The Dominican conspirators in Haiti, comprising General Sanchez and others who had distinguished themselves in securing independence for their country, crossed the boundary and endeavored to stir up an insurrection, but with such misfortune that they were surrounded and the majority captured. Santana ordered the prisoners shot and twenty were executed on July 4, 1861, notwithstanding the protests of General Pelaez, the Spanish officer second in command. The act provoked bitterness against Spain and made the men so killed martyrs in the eyes of their countrymen. It also marked the beginning of strained relations between Santana and Pelaez, made worse by Santana's arrogance. The friction resulted in Santana's resignation on January 7, 1862. He evidently hoped the queen would ask him to reconsider and give him carte blanche in Dominican affairs, but the resignation was accepted, though sweetened by the grant to him of the t.i.tle of Marques de las Carreras and a life pension of $12,000 per annum. His successors in the governorship were high officers of the Spanish army.

Discontent was not slow in spreading among the people. Injudicious measures enacted by the Spanish authorities, the importation of hordes of foreign officials, the overbearing manners of several local Spanish commanders, increases in the budget, intolerance on the part of the Spanish priests, and the natural unrest of the Dominicans, all combined to give rise to small revolts which were put down, until, on August 16, 1863, a farmer named Cabrera with a small band of followers, at Capotillo, near Guayubin in the Cibao, began an insurrection which quickly became general and is known in Dominican history as the War of the Restoration. The Spanish forces of the Cibao valley were obliged to concentrate in Fort San Luis, at Santiago de los Caballeros, where they were besieged by the insurgents. The Dominicans also captured Puerto Plata, but the city was retaken by Spanish troops from Cuba. Reinforcements were sent to the besieged garrison of Santiago, and in the fight which the Dominicans made to prevent the joining of the Spanish forces, the city of Santiago was set on fire and reduced to ashes. The Spaniards determined to evacuate the place, and marched down to the coast, being constantly hara.s.sed by Dominican guerillas, so that they lost over a thousand men before reaching Puerto Plata. The Dominicans established a provisional government with its capital at Santiago and the country continued to be devastated with fire and sword.

General Santana was given command of a Spanish force to put down the insurrection in the east, but insisting on carrying out his own plan of campaign, he disobeyed orders and so rudely answered the governor-general's remonstrances that he was summarily removed from his position. In high dudgeon he retired to the capital, and it is stated that the governor intended to ship him off to Cuba; but on June 14, 1864, he suddenly died, after an illness of only a few hours.

━━━━

• _Description of the task_
Rewrite the passage on Dominican resistance to Spanish rule, starting with "General Santana was" and going on through "a few hours.", replacing "high dudgeon" with "great indignation".

• _Given data_
━━━━

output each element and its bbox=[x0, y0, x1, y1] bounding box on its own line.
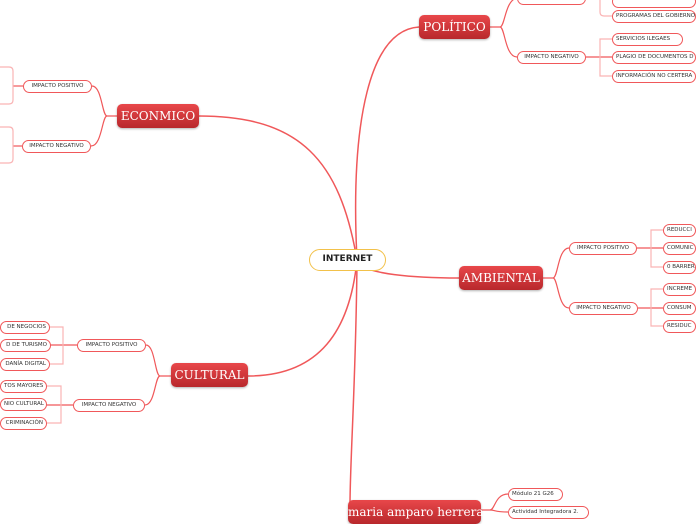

━━━━

• _The solution_
General Santana was given command of a Spanish force to put down the insurrection in the east, but insisting on carrying out his own plan of campaign, he disobeyed orders and so rudely answered the governor-general's remonstrances that he was summarily removed from his position. In great indignation he retired to the capital, and it is stated that the governor intended to ship him off to Cuba; but on June 14, 1864, he suddenly died, after an illness of only a few hours.